### What the exercise asks
Reproduce the line that contains "Convert this document image to plain text." and every line after it through the end of the records, exactly, with nothing added.
## Begin Rows
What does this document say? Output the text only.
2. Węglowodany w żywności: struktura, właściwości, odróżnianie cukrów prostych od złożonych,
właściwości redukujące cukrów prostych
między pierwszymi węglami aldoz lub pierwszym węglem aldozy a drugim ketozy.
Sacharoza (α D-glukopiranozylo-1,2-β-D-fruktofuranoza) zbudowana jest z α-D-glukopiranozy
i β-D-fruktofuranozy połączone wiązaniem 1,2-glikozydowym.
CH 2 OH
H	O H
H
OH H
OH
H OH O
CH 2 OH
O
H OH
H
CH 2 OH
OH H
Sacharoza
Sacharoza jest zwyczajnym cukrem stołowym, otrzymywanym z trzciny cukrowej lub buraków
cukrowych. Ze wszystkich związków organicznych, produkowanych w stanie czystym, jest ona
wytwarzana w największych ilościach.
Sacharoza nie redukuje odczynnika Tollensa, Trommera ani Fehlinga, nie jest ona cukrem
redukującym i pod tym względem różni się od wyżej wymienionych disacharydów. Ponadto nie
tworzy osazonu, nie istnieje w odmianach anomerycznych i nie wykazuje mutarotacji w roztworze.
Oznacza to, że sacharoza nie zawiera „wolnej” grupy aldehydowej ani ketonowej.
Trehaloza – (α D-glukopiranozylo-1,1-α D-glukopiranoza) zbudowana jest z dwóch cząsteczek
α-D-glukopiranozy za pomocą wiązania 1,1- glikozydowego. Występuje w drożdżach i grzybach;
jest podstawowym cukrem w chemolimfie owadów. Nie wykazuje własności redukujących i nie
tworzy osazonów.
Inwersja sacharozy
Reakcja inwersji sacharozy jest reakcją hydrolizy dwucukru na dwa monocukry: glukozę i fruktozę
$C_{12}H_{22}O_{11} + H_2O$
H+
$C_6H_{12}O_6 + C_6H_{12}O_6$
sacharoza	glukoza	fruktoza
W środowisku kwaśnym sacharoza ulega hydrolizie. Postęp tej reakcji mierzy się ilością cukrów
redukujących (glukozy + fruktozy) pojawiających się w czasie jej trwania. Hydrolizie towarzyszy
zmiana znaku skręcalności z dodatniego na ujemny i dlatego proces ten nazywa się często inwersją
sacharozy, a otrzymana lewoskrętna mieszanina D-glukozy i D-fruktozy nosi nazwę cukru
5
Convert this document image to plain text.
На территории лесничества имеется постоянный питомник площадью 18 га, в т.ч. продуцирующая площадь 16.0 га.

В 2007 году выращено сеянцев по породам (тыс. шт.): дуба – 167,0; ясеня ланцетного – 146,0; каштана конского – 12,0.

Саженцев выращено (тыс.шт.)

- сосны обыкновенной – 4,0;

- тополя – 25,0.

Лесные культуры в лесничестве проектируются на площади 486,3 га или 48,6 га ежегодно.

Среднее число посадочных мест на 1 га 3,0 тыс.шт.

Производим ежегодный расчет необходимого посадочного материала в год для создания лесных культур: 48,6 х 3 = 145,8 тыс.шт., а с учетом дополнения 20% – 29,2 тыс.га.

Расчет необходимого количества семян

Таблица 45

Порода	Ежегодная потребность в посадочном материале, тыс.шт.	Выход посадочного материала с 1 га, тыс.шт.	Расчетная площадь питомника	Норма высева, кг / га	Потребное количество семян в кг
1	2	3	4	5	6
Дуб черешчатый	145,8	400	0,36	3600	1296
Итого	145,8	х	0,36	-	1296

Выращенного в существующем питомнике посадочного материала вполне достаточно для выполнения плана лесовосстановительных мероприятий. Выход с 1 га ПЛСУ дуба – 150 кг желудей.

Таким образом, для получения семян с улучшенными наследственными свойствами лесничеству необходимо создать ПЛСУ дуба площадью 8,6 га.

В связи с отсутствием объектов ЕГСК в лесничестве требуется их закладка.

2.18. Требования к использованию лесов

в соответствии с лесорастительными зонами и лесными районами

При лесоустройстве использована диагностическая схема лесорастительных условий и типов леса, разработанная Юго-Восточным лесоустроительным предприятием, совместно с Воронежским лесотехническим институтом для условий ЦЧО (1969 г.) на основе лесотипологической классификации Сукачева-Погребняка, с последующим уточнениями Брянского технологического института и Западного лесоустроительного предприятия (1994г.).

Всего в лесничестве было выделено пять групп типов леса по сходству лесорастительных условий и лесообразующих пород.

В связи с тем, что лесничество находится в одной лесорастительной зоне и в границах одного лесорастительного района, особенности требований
## End Rows
### Finished task
Convert this document image to plain text.
На территории лесничества имеется постоянный питомник площадью 18 га, в т.ч. продуцирующая площадь 16.0 га.

В 2007 году выращено сеянцев по породам (тыс. шт.): дуба – 167,0; ясеня ланцетного – 146,0; каштана конского – 12,0.

Саженцев выращено (тыс.шт.)

- сосны обыкновенной – 4,0;

- тополя – 25,0.

Лесные культуры в лесничестве проектируются на площади 486,3 га или 48,6 га ежегодно.

Среднее число посадочных мест на 1 га 3,0 тыс.шт.

Производим ежегодный расчет необходимого посадочного материала в год для создания лесных культур: 48,6 х 3 = 145,8 тыс.шт., а с учетом дополнения 20% – 29,2 тыс.га.

Расчет необходимого количества семян

Таблица 45

Порода	Ежегодная потребность в посадочном материале, тыс.шт.	Выход посадочного материала с 1 га, тыс.шт.	Расчетная площадь питомника	Норма высева, кг / га	Потребное количество семян в кг
1	2	3	4	5	6
Дуб черешчатый	145,8	400	0,36	3600	1296
Итого	145,8	х	0,36	-	1296

Выращенного в существующем питомнике посадочного материала вполне достаточно для выполнения плана лесовосстановительных мероприятий. Выход с 1 га ПЛСУ дуба – 150 кг желудей.

Таким образом, для получения семян с улучшенными наследственными свойствами лесничеству необходимо создать ПЛСУ дуба площадью 8,6 га.

В связи с отсутствием объектов ЕГСК в лесничестве требуется их закладка.

2.18. Требования к использованию лесов

в соответствии с лесорастительными зонами и лесными районами

При лесоустройстве использована диагностическая схема лесорастительных условий и типов леса, разработанная Юго-Восточным лесоустроительным предприятием, совместно с Воронежским лесотехническим институтом для условий ЦЧО (1969 г.) на основе лесотипологической классификации Сукачева-Погребняка, с последующим уточнениями Брянского технологического института и Западного лесоустроительного предприятия (1994г.).

Всего в лесничестве было выделено пять групп типов леса по сходству лесорастительных условий и лесообразующих пород.

В связи с тем, что лесничество находится в одной лесорастительной зоне и в границах одного лесорастительного района, особенности требований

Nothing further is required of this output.